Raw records
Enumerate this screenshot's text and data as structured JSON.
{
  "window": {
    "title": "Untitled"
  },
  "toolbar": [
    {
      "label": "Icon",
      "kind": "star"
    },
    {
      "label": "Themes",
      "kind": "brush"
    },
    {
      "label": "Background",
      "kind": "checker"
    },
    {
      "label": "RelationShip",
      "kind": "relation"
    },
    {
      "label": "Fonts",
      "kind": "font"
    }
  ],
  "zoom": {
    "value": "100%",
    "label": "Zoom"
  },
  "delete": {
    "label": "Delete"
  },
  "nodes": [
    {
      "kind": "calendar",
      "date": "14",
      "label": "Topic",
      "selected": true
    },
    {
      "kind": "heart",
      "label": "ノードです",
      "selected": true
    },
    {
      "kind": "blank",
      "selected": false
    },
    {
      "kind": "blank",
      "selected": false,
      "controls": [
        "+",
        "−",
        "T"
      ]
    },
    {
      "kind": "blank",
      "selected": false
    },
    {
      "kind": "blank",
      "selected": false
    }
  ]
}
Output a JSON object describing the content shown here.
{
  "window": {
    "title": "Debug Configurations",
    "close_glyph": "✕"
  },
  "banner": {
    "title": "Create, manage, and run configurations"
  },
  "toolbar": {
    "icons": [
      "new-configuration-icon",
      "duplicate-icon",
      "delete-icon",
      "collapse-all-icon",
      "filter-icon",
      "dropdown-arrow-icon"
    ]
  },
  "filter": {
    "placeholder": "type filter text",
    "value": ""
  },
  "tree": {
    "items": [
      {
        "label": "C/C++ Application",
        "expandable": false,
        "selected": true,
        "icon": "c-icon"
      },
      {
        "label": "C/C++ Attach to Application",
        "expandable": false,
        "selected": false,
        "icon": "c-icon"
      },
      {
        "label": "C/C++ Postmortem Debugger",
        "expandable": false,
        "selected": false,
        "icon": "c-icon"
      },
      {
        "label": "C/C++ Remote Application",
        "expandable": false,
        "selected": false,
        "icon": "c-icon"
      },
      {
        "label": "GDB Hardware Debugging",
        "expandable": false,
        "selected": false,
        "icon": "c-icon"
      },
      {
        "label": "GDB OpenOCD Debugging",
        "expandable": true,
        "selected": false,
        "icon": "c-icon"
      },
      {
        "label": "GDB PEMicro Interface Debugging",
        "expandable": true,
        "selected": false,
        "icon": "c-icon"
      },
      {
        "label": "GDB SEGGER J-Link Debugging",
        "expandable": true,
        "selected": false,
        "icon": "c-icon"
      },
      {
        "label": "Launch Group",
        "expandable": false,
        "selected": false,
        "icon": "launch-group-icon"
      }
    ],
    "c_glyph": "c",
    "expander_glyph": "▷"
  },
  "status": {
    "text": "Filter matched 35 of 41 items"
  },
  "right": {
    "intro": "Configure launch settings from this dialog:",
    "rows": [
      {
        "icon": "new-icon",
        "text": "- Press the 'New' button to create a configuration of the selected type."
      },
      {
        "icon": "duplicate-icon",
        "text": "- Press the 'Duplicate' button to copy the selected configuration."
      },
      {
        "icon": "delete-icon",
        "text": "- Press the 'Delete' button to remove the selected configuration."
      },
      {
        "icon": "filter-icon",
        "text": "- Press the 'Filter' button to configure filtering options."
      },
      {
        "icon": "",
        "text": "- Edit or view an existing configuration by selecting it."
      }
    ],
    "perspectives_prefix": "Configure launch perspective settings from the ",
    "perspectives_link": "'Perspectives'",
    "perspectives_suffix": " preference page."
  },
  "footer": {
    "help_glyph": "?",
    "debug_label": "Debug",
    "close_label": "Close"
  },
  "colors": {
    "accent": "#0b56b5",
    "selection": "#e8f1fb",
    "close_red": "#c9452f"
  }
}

WORK INSTRUCTIONS: Retype the whole listing, matching it exactly.

FINISHED EXERCISE:
Enumerate this screenshot's text and data as structured JSON.
{
  "window": {
    "title": "Untitled"
  },
  "toolbar": [
    {
      "label": "Icon",
      "kind": "star"
    },
    {
      "label": "Themes",
      "kind": "brush"
    },
    {
      "label": "Background",
      "kind": "checker"
    },
    {
      "label": "RelationShip",
      "kind": "relation"
    },
    {
      "label": "Fonts",
      "kind": "font"
    }
  ],
  "zoom": {
    "value": "100%",
    "label": "Zoom"
  },
  "delete": {
    "label": "Delete"
  },
  "nodes": [
    {
      "kind": "calendar",
      "date": "14",
      "label": "Topic",
      "selected": true
    },
    {
      "kind": "heart",
      "label": "ノードです",
      "selected": true
    },
    {
      "kind": "blank",
      "selected": false
    },
    {
      "kind": "blank",
      "selected": false,
      "controls": [
        "+",
        "−",
        "T"
      ]
    },
    {
      "kind": "blank",
      "selected": false
    },
    {
      "kind": "blank",
      "selected": false
    }
  ]
}
Output a JSON object describing the content shown here.
{
  "window": {
    "title": "Debug Configurations",
    "close_glyph": "✕"
  },
  "banner": {
    "title": "Create, manage, and run configurations"
  },
  "toolbar": {
    "icons": [
      "new-configuration-icon",
      "duplicate-icon",
      "delete-icon",
      "collapse-all-icon",
      "filter-icon",
      "dropdown-arrow-icon"
    ]
  },
  "filter": {
    "placeholder": "type filter text",
    "value": ""
  },
  "tree": {
    "items": [
      {
        "label": "C/C++ Application",
        "expandable": false,
        "selected": true,
        "icon": "c-icon"
      },
      {
        "label": "C/C++ Attach to Application",
        "expandable": false,
        "selected": false,
        "icon": "c-icon"
      },
      {
        "label": "C/C++ Postmortem Debugger",
        "expandable": false,
        "selected": false,
        "icon": "c-icon"
      },
      {
        "label": "C/C++ Remote Application",
        "expandable": false,
        "selected": false,
        "icon": "c-icon"
      },
      {
        "label": "GDB Hardware Debugging",
        "expandable": false,
        "selected": false,
        "icon": "c-icon"
      },
      {
        "label": "GDB OpenOCD Debugging",
        "expandable": true,
        "selected": false,
        "icon": "c-icon"
      },
      {
        "label": "GDB PEMicro Interface Debugging",
        "expandable": true,
        "selected": false,
        "icon": "c-icon"
      },
      {
        "label": "GDB SEGGER J-Link Debugging",
        "expandable": true,
        "selected": false,
        "icon": "c-icon"
      },
      {
        "label": "Launch Group",
        "expandable": false,
        "selected": false,
        "icon": "launch-group-icon"
      }
    ],
    "c_glyph": "c",
    "expander_glyph": "▷"
  },
  "status": {
    "text": "Filter matched 35 of 41 items"
  },
  "right": {
    "intro": "Configure launch settings from this dialog:",
    "rows": [
      {
        "icon": "new-icon",
        "text": "- Press the 'New' button to create a configuration of the selected type."
      },
      {
        "icon": "duplicate-icon",
        "text": "- Press the 'Duplicate' button to copy the selected configuration."
      },
      {
        "icon": "delete-icon",
        "text": "- Press the 'Delete' button to remove the selected configuration."
      },
      {
        "icon": "filter-icon",
        "text": "- Press the 'Filter' button to configure filtering options."
      },
      {
        "icon": "",
        "text": "- Edit or view an existing configuration by selecting it."
      }
    ],
    "perspectives_prefix": "Configure launch perspective settings from the ",
    "perspectives_link": "'Perspectives'",
    "perspectives_suffix": " preference page."
  },
  "footer": {
    "help_glyph": "?",
    "debug_label": "Debug",
    "close_label": "Close"
  },
  "colors": {
    "accent": "#0b56b5",
    "selection": "#e8f1fb",
    "close_red": "#c9452f"
  }
}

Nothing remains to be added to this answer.